RECORDS FOR THIS EXERCISE ▸
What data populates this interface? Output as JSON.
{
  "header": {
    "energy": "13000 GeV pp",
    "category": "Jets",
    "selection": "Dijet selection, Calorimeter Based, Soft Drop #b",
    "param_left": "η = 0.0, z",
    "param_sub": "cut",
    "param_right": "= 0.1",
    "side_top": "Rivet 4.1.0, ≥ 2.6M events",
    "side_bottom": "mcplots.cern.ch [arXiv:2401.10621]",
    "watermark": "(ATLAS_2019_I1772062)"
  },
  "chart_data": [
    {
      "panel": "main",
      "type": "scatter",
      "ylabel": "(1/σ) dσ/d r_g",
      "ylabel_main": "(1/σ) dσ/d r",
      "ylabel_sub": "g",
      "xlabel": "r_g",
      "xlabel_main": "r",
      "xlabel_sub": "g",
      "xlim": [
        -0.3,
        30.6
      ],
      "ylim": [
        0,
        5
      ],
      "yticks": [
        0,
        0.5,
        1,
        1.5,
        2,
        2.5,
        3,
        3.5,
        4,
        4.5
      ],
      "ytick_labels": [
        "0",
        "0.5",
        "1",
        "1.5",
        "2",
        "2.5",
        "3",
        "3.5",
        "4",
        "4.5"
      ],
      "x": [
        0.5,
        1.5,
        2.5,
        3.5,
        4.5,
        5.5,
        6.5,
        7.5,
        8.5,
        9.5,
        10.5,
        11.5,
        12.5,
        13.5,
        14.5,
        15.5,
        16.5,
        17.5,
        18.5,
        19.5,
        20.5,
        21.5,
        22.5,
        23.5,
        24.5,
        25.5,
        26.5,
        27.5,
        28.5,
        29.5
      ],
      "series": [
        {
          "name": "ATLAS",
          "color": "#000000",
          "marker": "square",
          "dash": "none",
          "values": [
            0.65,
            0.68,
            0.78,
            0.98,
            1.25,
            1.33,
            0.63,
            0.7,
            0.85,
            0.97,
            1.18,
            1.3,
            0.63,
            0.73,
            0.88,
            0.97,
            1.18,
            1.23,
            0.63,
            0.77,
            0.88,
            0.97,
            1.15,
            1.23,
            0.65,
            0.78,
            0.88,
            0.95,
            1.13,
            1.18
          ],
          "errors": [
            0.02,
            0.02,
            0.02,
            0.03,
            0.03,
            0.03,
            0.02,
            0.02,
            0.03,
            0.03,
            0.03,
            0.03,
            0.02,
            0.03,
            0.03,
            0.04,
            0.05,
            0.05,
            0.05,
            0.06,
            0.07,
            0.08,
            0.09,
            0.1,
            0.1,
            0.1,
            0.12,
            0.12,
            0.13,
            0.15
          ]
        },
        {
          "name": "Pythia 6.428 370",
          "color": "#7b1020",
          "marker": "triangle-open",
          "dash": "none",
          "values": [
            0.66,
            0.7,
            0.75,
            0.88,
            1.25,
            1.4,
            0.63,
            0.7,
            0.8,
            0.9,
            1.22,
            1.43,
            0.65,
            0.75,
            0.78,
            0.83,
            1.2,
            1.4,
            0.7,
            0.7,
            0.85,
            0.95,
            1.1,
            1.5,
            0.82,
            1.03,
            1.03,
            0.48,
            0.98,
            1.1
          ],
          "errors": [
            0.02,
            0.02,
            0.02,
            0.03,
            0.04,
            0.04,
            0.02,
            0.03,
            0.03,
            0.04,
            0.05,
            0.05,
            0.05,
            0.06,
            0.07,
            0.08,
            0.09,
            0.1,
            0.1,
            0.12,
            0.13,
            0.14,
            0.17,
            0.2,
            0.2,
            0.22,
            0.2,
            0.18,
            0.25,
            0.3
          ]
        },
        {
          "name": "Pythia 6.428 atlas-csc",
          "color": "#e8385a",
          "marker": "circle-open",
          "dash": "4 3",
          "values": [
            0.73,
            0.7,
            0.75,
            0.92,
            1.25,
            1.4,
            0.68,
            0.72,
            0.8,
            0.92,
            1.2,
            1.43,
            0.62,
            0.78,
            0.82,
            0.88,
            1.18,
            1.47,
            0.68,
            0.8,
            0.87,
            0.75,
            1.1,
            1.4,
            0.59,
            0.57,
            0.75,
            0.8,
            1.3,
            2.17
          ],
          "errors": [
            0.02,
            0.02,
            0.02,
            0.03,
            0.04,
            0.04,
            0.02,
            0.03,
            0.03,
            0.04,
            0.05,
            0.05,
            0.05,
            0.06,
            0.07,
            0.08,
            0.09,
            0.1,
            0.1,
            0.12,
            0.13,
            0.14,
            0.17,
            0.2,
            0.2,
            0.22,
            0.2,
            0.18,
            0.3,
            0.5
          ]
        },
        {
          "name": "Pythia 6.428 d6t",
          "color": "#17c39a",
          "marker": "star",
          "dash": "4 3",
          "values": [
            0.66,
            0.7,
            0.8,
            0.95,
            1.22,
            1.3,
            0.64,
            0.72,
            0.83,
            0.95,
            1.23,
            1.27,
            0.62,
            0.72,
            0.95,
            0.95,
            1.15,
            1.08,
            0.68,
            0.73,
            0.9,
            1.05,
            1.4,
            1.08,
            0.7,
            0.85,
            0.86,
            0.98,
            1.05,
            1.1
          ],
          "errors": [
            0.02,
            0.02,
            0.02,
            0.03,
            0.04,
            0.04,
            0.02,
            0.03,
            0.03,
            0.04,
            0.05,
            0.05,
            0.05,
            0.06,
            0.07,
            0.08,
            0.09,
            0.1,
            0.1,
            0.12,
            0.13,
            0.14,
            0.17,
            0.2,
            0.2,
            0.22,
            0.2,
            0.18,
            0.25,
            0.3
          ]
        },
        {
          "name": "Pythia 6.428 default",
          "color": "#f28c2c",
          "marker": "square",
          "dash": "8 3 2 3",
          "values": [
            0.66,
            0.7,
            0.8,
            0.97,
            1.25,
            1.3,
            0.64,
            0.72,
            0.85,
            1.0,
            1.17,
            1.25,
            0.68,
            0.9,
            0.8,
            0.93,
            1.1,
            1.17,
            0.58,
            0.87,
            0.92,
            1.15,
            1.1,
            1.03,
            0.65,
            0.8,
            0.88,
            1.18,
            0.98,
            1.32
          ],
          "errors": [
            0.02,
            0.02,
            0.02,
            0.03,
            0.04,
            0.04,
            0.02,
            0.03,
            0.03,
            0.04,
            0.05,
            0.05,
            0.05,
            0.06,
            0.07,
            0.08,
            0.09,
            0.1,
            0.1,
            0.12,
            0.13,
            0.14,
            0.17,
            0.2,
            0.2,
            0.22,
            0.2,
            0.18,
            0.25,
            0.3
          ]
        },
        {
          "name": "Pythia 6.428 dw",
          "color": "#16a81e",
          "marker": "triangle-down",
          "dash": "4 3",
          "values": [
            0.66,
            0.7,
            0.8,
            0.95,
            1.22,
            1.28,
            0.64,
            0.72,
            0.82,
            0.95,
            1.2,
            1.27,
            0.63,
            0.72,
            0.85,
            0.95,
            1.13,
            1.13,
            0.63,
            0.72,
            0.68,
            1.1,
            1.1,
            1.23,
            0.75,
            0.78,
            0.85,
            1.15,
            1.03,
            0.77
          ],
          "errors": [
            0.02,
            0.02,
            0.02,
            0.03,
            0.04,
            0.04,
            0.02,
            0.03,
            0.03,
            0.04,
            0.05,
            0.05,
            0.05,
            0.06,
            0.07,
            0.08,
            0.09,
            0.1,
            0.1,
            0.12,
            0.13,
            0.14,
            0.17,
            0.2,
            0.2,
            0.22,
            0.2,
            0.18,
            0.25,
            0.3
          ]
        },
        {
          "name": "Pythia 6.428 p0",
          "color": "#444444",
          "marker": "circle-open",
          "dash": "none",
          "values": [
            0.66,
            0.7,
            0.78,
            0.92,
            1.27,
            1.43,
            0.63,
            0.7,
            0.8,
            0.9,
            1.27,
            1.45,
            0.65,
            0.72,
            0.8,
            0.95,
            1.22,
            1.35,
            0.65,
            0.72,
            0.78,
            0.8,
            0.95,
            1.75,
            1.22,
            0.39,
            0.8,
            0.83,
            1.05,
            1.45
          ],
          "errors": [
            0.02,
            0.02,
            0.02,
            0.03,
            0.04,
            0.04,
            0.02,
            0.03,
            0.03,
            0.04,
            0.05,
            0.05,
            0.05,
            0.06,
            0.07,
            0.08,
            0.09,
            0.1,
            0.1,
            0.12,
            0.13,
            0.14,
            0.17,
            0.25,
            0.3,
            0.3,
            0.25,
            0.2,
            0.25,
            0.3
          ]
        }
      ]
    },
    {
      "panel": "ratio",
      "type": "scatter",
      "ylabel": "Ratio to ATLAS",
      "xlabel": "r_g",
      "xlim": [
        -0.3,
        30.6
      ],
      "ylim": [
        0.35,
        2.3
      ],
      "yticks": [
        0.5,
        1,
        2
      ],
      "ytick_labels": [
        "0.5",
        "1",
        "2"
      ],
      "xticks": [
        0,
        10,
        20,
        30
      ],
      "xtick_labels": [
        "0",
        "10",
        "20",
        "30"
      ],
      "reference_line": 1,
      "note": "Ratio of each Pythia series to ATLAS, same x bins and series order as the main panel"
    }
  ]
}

GOAL OF THE EXERCISE ▸
Select all lines in the listing above where the word "triangle" appears, and show them.

SOLUTION FOR THIS EXERCISE ▸
          "marker": "triangle-open",
          "marker": "triangle-down",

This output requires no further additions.